# GIVEN TASK
From the entries below, extract every line that includes the word "made".
####
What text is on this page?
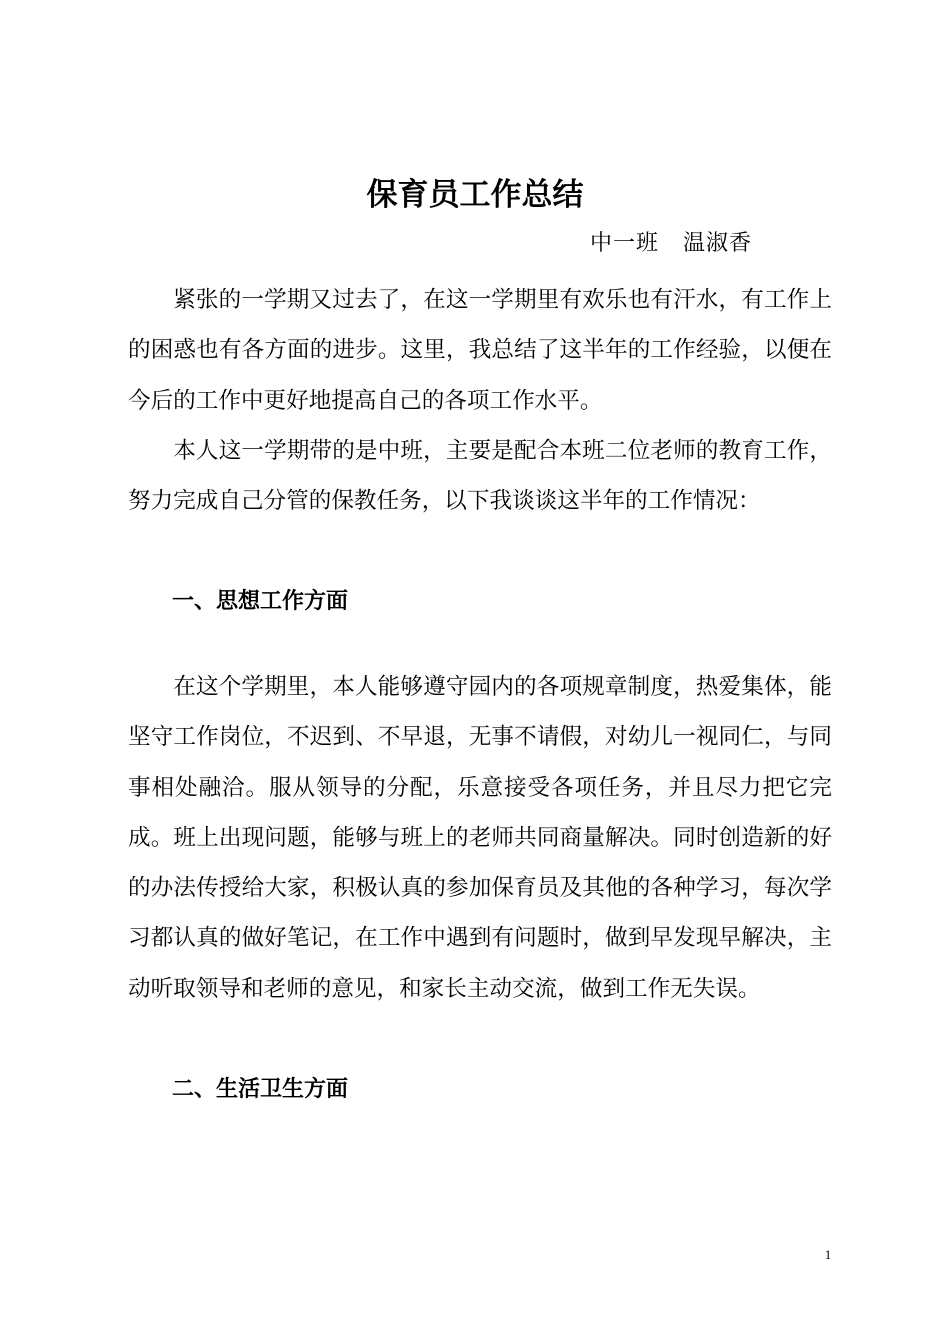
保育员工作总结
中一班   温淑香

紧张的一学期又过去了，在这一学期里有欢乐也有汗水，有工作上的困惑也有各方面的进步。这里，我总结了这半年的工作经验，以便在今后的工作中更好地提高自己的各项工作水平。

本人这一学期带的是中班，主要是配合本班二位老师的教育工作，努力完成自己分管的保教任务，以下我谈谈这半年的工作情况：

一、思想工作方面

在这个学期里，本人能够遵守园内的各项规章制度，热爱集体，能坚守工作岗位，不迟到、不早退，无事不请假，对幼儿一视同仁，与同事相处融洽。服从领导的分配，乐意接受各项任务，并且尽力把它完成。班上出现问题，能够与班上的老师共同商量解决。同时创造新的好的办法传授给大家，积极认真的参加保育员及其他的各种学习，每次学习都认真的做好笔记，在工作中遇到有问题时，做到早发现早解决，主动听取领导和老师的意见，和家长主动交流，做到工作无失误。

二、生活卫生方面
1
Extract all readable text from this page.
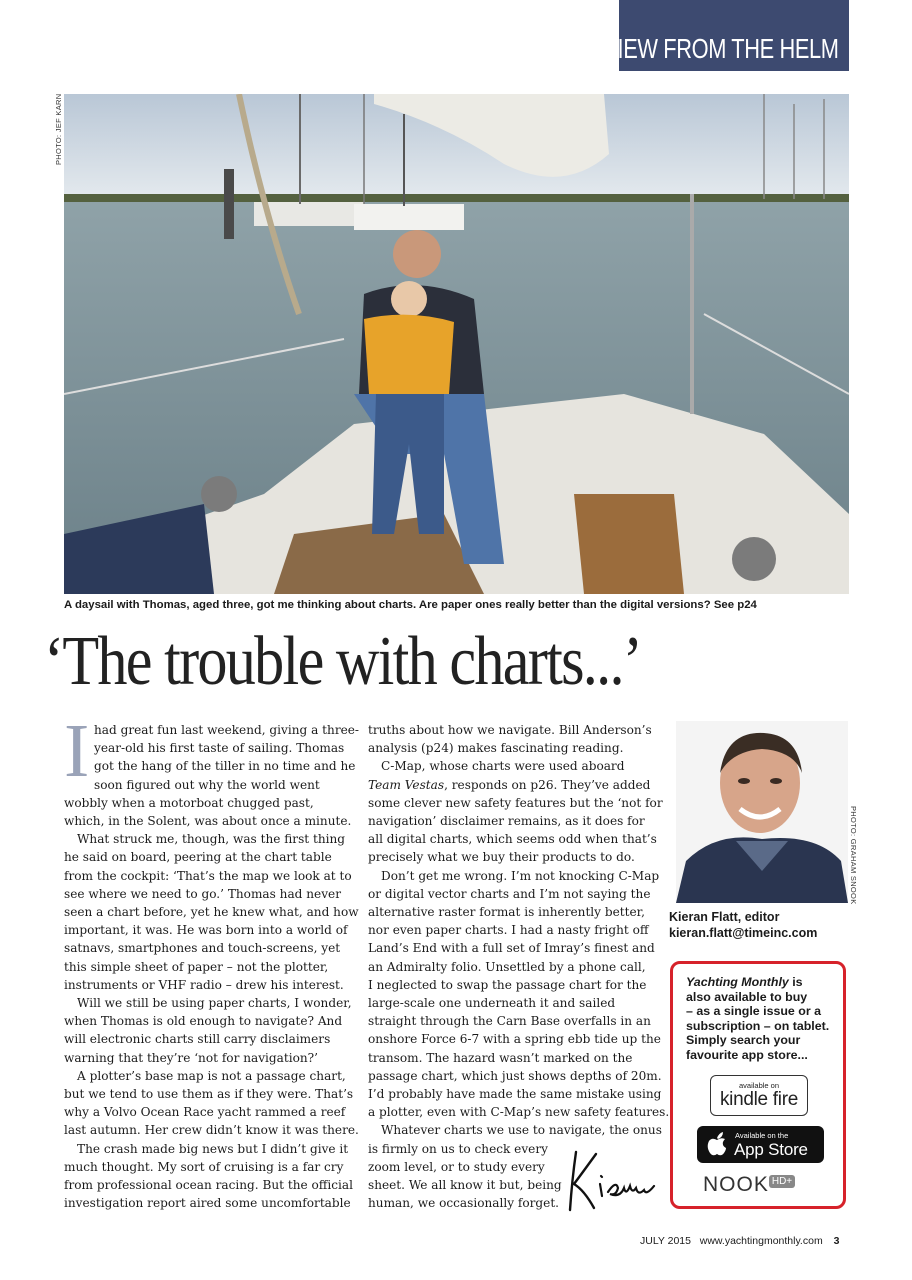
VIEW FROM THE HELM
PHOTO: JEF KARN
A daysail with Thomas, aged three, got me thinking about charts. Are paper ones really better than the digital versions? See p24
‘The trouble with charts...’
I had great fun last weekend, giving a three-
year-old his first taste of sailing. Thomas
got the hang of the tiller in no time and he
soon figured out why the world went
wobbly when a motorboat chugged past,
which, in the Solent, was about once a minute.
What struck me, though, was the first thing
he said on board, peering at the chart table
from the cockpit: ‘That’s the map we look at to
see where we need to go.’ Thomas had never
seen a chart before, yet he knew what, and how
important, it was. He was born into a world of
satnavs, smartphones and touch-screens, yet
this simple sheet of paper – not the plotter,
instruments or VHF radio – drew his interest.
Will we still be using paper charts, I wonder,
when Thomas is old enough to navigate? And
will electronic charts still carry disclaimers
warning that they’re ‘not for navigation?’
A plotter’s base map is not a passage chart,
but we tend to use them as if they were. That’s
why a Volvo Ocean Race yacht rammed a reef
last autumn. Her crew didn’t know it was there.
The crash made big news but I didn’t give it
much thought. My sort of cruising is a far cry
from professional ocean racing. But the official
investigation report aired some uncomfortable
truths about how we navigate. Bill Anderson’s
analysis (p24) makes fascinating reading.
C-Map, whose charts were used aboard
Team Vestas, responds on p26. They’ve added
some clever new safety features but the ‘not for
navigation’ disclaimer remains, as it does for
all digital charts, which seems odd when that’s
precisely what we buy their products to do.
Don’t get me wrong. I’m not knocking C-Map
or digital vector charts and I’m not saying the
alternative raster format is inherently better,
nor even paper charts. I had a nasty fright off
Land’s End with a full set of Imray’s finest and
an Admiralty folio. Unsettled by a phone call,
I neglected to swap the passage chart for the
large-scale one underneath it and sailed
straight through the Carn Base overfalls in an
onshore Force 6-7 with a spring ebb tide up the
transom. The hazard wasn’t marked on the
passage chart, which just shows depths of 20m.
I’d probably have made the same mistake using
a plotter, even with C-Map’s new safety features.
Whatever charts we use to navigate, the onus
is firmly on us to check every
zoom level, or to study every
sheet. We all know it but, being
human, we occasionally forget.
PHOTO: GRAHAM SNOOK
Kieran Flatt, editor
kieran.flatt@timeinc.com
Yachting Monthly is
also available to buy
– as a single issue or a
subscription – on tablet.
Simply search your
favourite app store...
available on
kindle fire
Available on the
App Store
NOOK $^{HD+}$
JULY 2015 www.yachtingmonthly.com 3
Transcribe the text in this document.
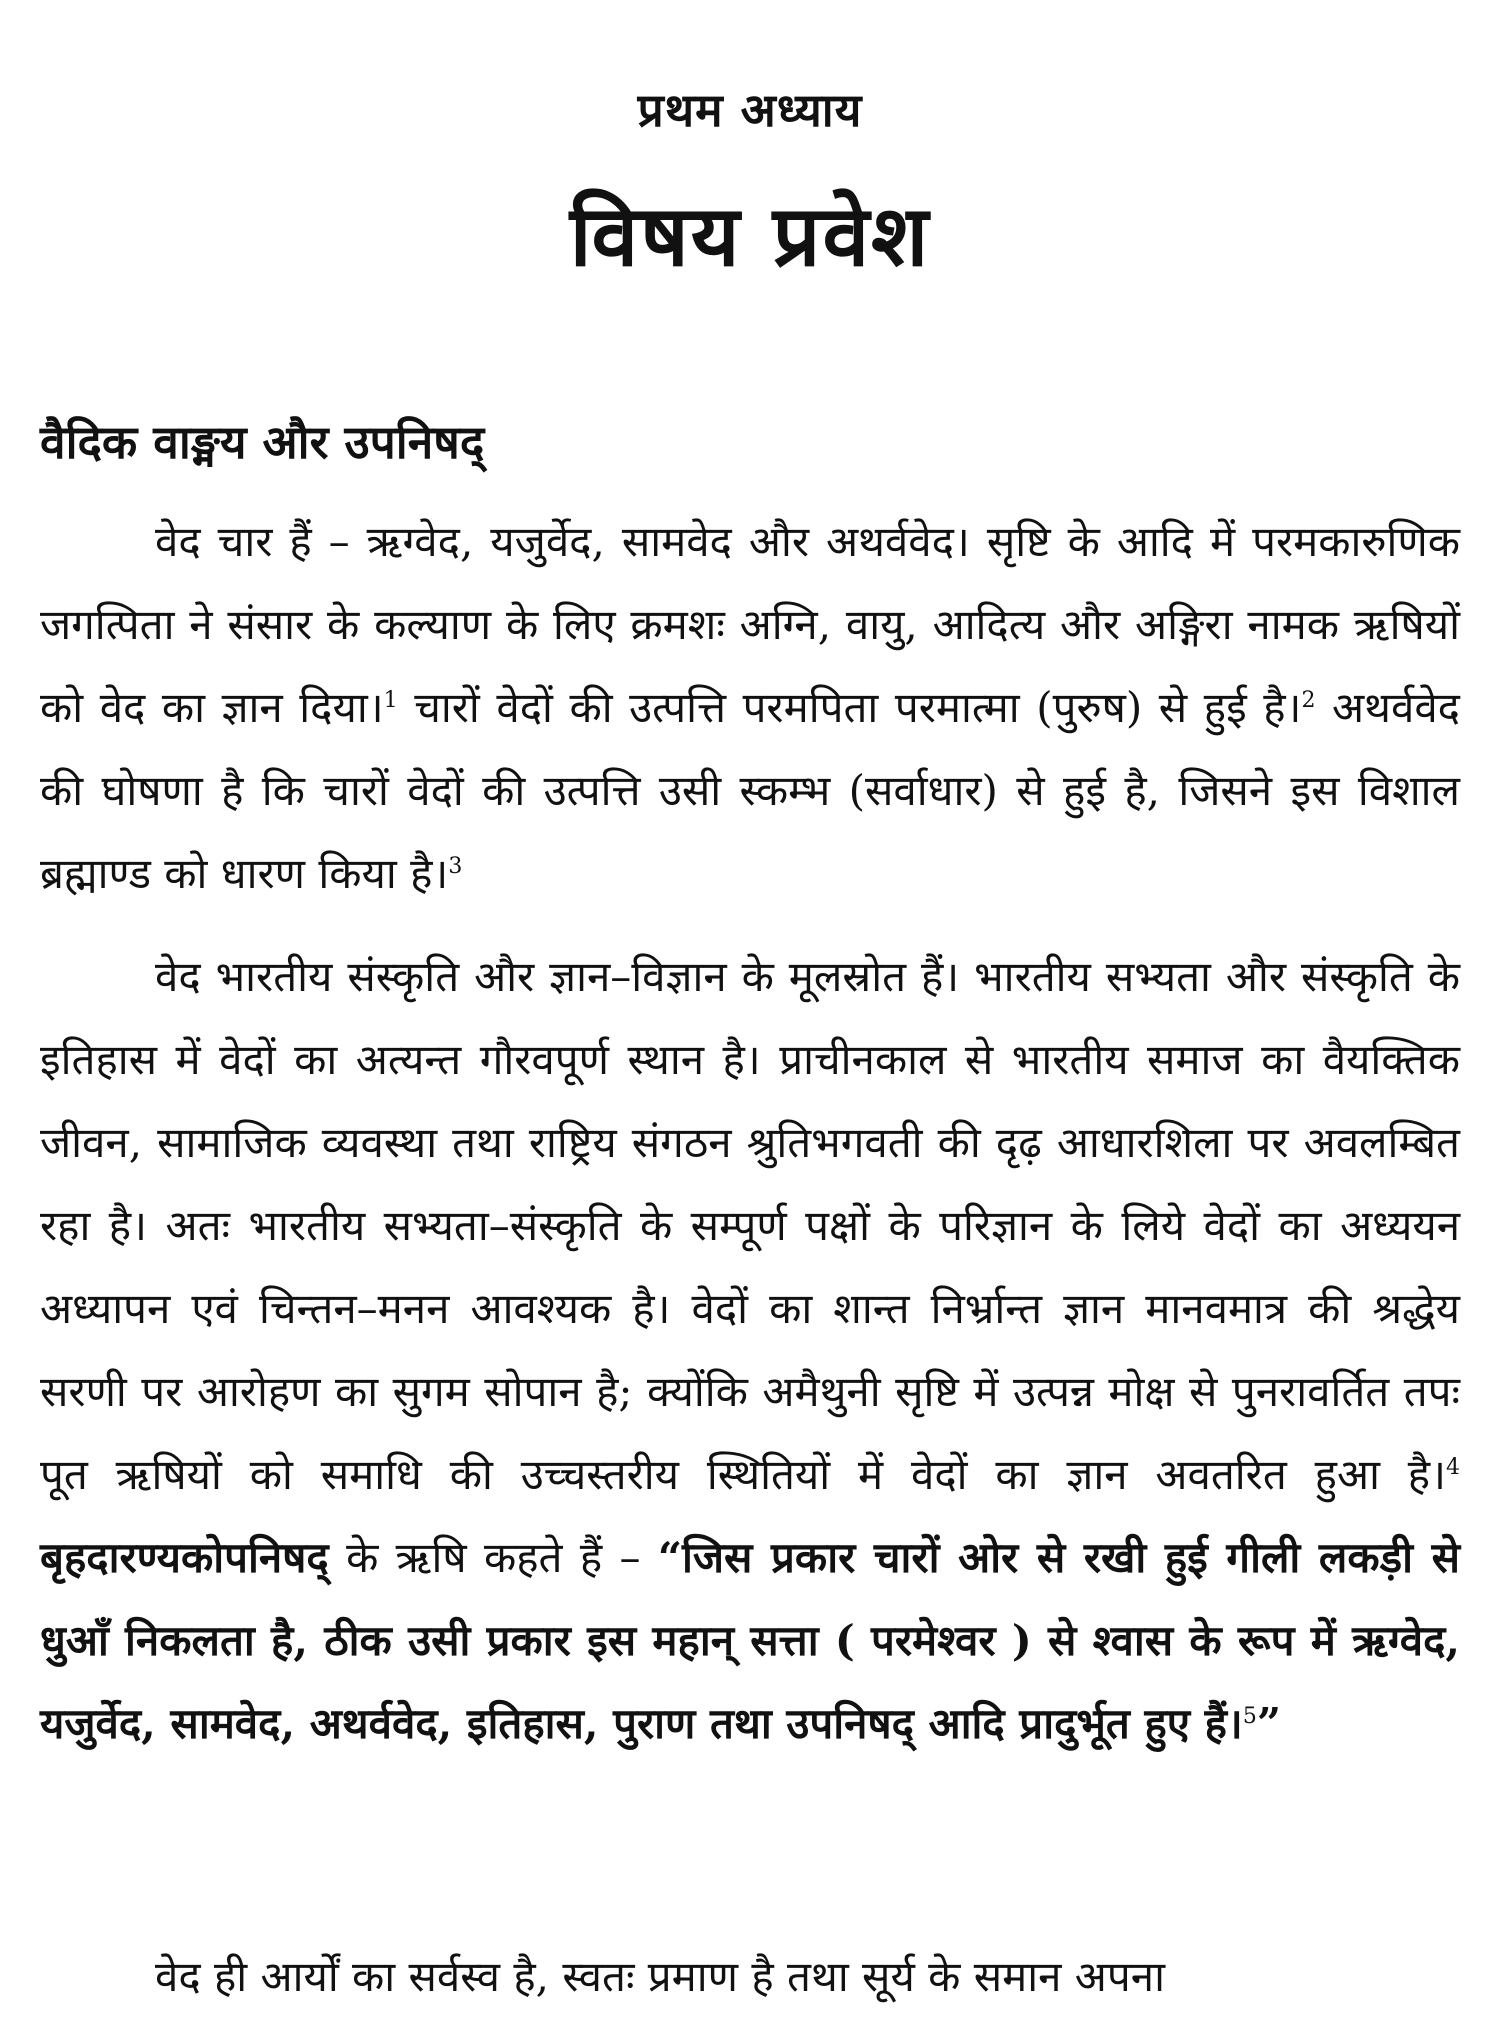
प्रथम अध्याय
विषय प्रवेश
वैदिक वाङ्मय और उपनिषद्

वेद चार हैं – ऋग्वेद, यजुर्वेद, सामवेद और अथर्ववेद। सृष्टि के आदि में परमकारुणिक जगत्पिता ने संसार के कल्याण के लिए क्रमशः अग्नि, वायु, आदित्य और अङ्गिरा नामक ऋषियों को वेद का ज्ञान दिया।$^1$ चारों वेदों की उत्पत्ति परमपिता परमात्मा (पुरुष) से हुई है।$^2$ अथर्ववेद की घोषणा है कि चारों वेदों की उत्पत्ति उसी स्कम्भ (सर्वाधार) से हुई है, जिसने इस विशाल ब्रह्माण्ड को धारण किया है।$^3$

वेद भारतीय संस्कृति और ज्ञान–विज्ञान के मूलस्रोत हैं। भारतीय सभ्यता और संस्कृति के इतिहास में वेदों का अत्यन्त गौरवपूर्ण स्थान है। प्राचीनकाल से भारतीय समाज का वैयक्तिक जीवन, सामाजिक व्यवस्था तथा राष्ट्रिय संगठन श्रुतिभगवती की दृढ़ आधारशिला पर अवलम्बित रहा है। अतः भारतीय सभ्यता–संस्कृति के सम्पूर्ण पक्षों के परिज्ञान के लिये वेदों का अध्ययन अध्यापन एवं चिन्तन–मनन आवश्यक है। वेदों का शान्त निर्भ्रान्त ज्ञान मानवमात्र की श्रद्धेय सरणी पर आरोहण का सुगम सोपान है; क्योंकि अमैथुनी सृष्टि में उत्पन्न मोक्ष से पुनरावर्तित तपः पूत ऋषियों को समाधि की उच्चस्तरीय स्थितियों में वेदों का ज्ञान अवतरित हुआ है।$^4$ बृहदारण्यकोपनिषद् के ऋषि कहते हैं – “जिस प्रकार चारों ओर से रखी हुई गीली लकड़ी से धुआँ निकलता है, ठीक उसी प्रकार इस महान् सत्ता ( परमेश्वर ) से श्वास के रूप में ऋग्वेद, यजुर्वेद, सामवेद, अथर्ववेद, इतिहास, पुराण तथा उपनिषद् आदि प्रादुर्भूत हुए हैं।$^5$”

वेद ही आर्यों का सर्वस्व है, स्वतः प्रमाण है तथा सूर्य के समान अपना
####
# COMPLETED EXERCISE
The crash made big news but I didn’t give it
I’d probably have made the same mistake using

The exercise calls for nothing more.